§ EXERCISE
Below are some records. Pull every line that contains the word "there".

§ DATA FOR PROCESSING
[BEGIN]
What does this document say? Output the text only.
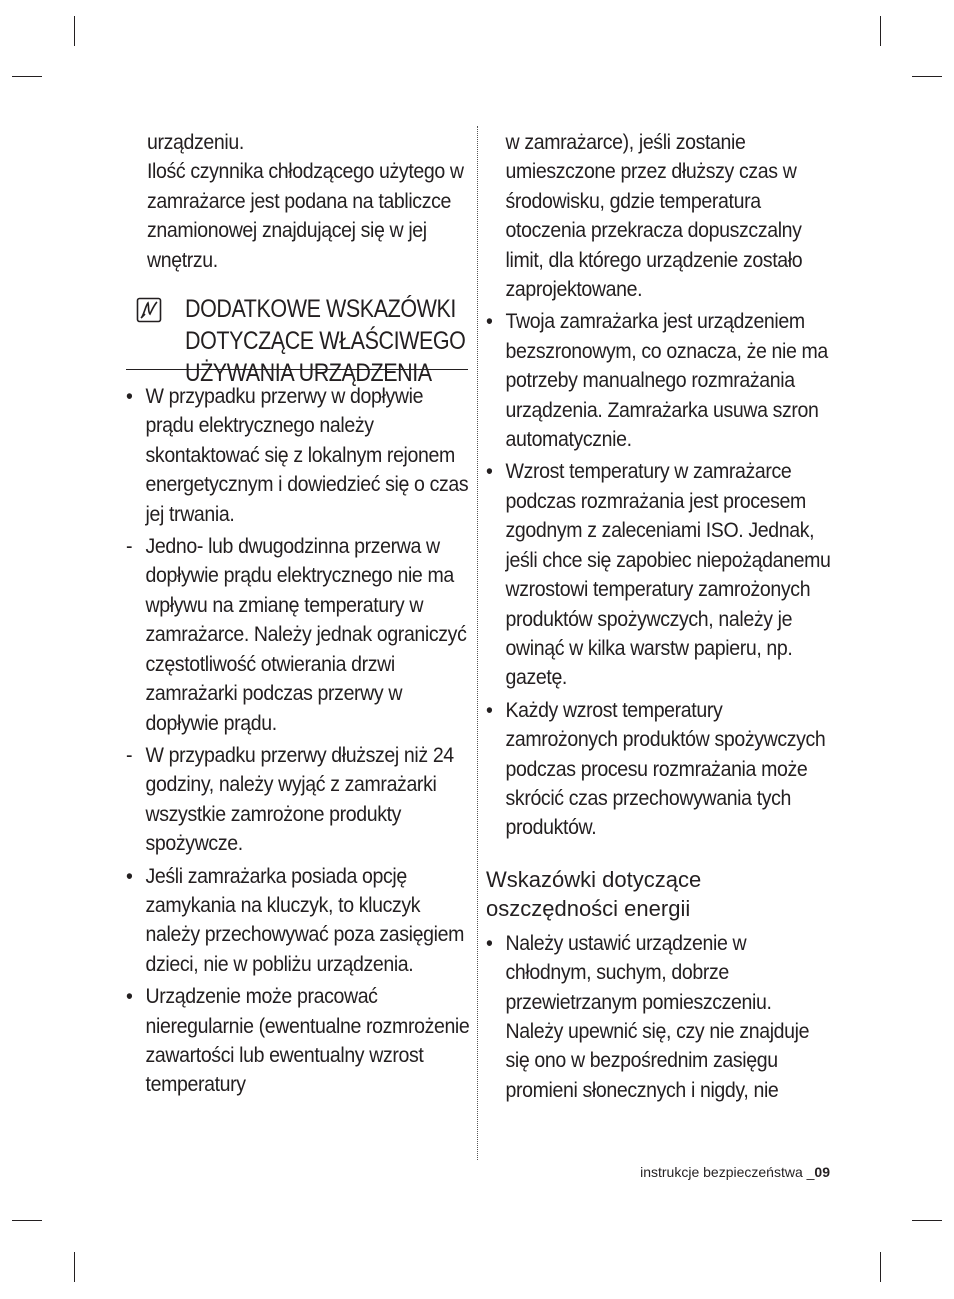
urządzeniu.

Ilość czynnika chłodzącego użytego w zamrażarce jest podana na tabliczce znamionowej znajdującej się w jej wnętrzu.

DODATKOWE WSKAZÓWKI
DOTYCZĄCE WŁAŚCIWEGO
UŻYWANIA URZĄDZENIA
• W przypadku przerwy w dopływie prądu elektrycznego należy skontaktować się z lokalnym rejonem energetycznym i dowiedzieć się o czas jej trwania.
- Jedno- lub dwugodzinna przerwa w dopływie prądu elektrycznego nie ma wpływu na zmianę temperatury w zamrażarce. Należy jednak ograniczyć częstotliwość otwierania drzwi zamrażarki podczas przerwy w dopływie prądu.
- W przypadku przerwy dłuższej niż 24 godziny, należy wyjąć z zamrażarki wszystkie zamrożone produkty spożywcze.
• Jeśli zamrażarka posiada opcję zamykania na kluczyk, to kluczyk należy przechowywać poza zasięgiem dzieci, nie w pobliżu urządzenia.
• Urządzenie może pracować nieregularnie (ewentualne rozmrożenie zawartości lub ewentualny wzrost temperatury
w zamrażarce), jeśli zostanie umieszczone przez dłuższy czas w środowisku, gdzie temperatura otoczenia przekracza dopuszczalny limit, dla którego urządzenie zostało zaprojektowane.
• Twoja zamrażarka jest urządzeniem bezszronowym, co oznacza, że nie ma potrzeby manualnego rozmrażania urządzenia. Zamrażarka usuwa szron automatycznie.
• Wzrost temperatury w zamrażarce podczas rozmrażania jest procesem zgodnym z zaleceniami ISO. Jednak, jeśli chce się zapobiec niepożądanemu wzrostowi temperatury zamrożonych produktów spożywczych, należy je owinąć w kilka warstw papieru, np. gazetę.
• Każdy wzrost temperatury zamrożonych produktów spożywczych podczas procesu rozmrażania może skrócić czas przechowywania tych produktów.
Wskazówki dotyczące oszczędności energii
• Należy ustawić urządzenie w chłodnym, suchym, dobrze przewietrzanym pomieszczeniu. Należy upewnić się, czy nie znajduje się ono w bezpośrednim zasięgu promieni słonecznych i nigdy, nie
instrukcje bezpieczeństwa _09
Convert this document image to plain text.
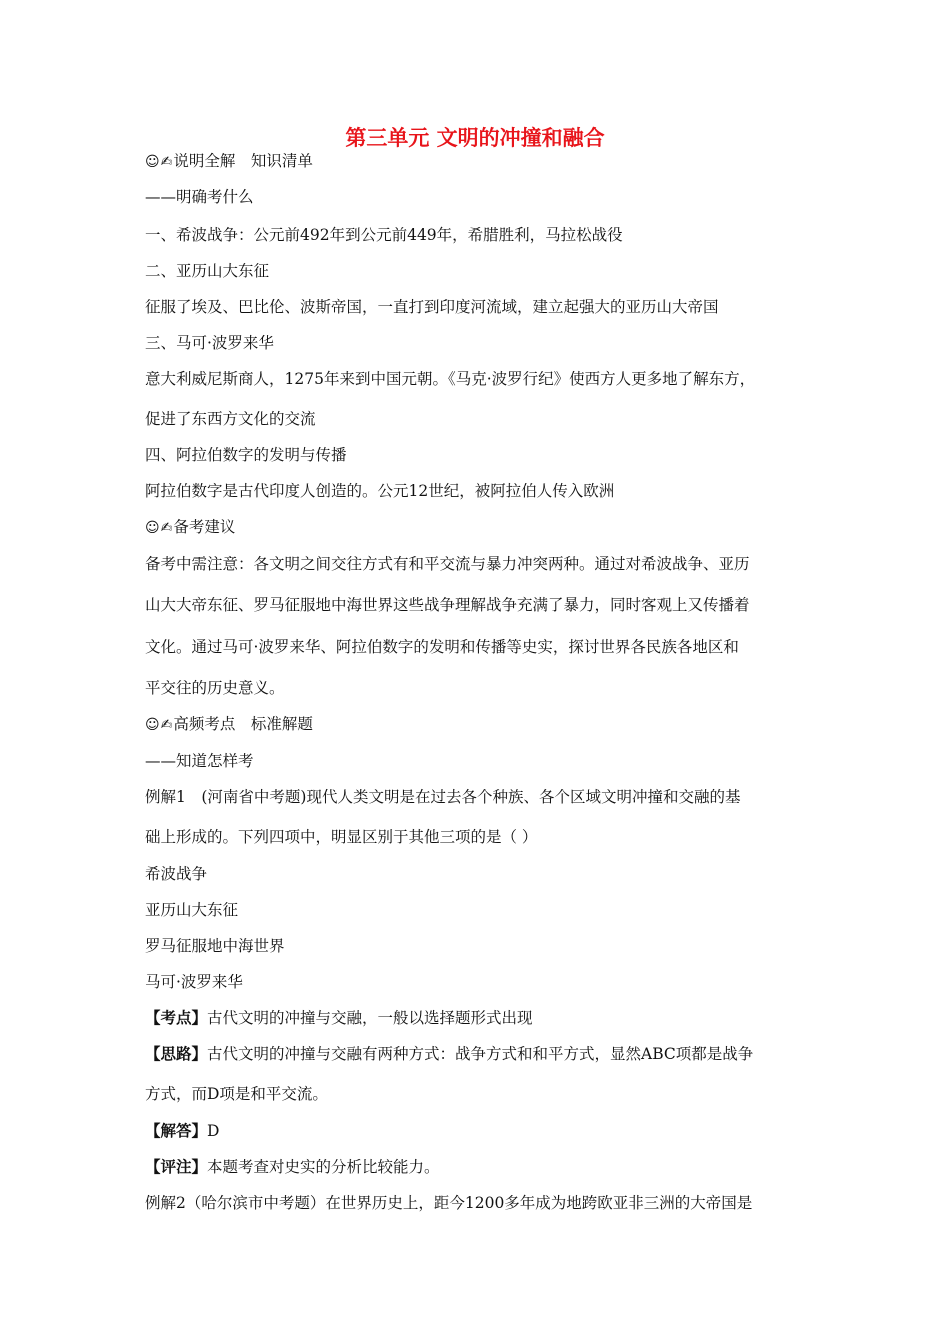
第三单元 文明的冲撞和融合
☺✍说明全解　知识清单
——明确考什么
一、希波战争：公元前492年到公元前449年，希腊胜利，马拉松战役
二、亚历山大东征
征服了埃及、巴比伦、波斯帝国，一直打到印度河流域，建立起强大的亚历山大帝国
三、马可·波罗来华
意大利威尼斯商人，1275年来到中国元朝。《马克·波罗行纪》使西方人更多地了解东方，
促进了东西方文化的交流
四、阿拉伯数字的发明与传播
阿拉伯数字是古代印度人创造的。公元12世纪，被阿拉伯人传入欧洲
☺✍备考建议
备考中需注意：各文明之间交往方式有和平交流与暴力冲突两种。通过对希波战争、亚历
山大大帝东征、罗马征服地中海世界这些战争理解战争充满了暴力，同时客观上又传播着
文化。通过马可·波罗来华、阿拉伯数字的发明和传播等史实，探讨世界各民族各地区和
平交往的历史意义。
☺✍高频考点　标准解题
——知道怎样考
例解1　(河南省中考题)现代人类文明是在过去各个种族、各个区域文明冲撞和交融的基
础上形成的。下列四项中，明显区别于其他三项的是（ ）
希波战争
亚历山大东征
罗马征服地中海世界
马可·波罗来华
【考点】古代文明的冲撞与交融，一般以选择题形式出现
【思路】古代文明的冲撞与交融有两种方式：战争方式和和平方式，显然ABC项都是战争
方式，而D项是和平交流。
【解答】D
【评注】本题考查对史实的分析比较能力。
例解2（哈尔滨市中考题）在世界历史上，距今1200多年成为地跨欧亚非三洲的大帝国是
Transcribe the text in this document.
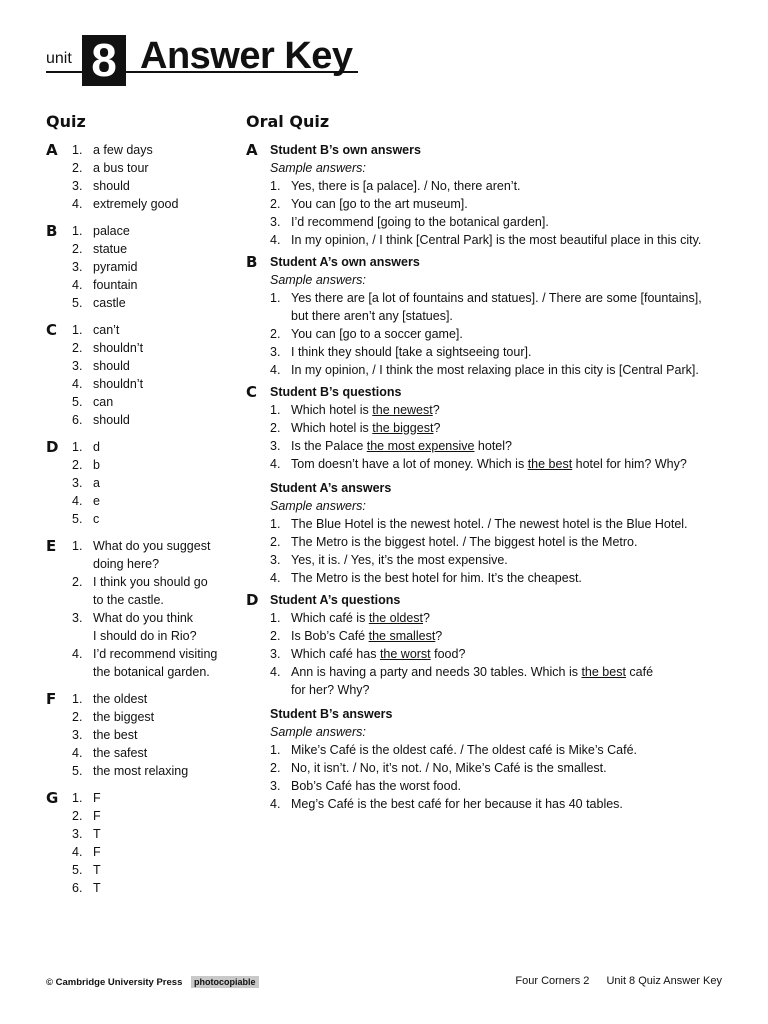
unit 8 Answer Key
Quiz
A 1. a few days
2. a bus tour
3. should
4. extremely good
B 1. palace
2. statue
3. pyramid
4. fountain
5. castle
C 1. can’t
2. shouldn’t
3. should
4. shouldn’t
5. can
6. should
D 1. d
2. b
3. a
4. e
5. c
E 1. What do you suggest
doing here?
2. I think you should go
to the castle.
3. What do you think
I should do in Rio?
4. I’d recommend visiting
the botanical garden.
F 1. the oldest
2. the biggest
3. the best
4. the safest
5. the most relaxing
G 1. F
2. F
3. T
4. F
5. T
6. T
Oral Quiz
A Student B’s own answers
Sample answers:
1. Yes, there is [a palace]. / No, there aren’t.
2. You can [go to the art museum].
3. I’d recommend [going to the botanical garden].
4. In my opinion, / I think [Central Park] is the most beautiful place in this city.
B Student A’s own answers
Sample answers:
1. Yes there are [a lot of fountains and statues]. / There are some [fountains],
but there aren’t any [statues].
2. You can [go to a soccer game].
3. I think they should [take a sightseeing tour].
4. In my opinion, / I think the most relaxing place in this city is [Central Park].
C Student B’s questions
1. Which hotel is the newest?
2. Which hotel is the biggest?
3. Is the Palace the most expensive hotel?
4. Tom doesn’t have a lot of money. Which is the best hotel for him? Why?
Student A’s answers
Sample answers:
1. The Blue Hotel is the newest hotel. / The newest hotel is the Blue Hotel.
2. The Metro is the biggest hotel. / The biggest hotel is the Metro.
3. Yes, it is. / Yes, it’s the most expensive.
4. The Metro is the best hotel for him. It’s the cheapest.
D Student A’s questions
1. Which café is the oldest?
2. Is Bob’s Café the smallest?
3. Which café has the worst food?
4. Ann is having a party and needs 30 tables. Which is the best café
for her? Why?
Student B’s answers
Sample answers:
1. Mike’s Café is the oldest café. / The oldest café is Mike’s Café.
2. No, it isn’t. / No, it’s not. / No, Mike’s Café is the smallest.
3. Bob’s Café has the worst food.
4. Meg’s Café is the best café for her because it has 40 tables.
© Cambridge University Press photocopiable	Four Corners 2 Unit 8 Quiz Answer Key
[END]
§ WRITTEN RESPONSE
1. Yes, there is [a palace]. / No, there aren’t.
1. Yes there are [a lot of fountains and statues]. / There are some [fountains],
but there aren’t any [statues].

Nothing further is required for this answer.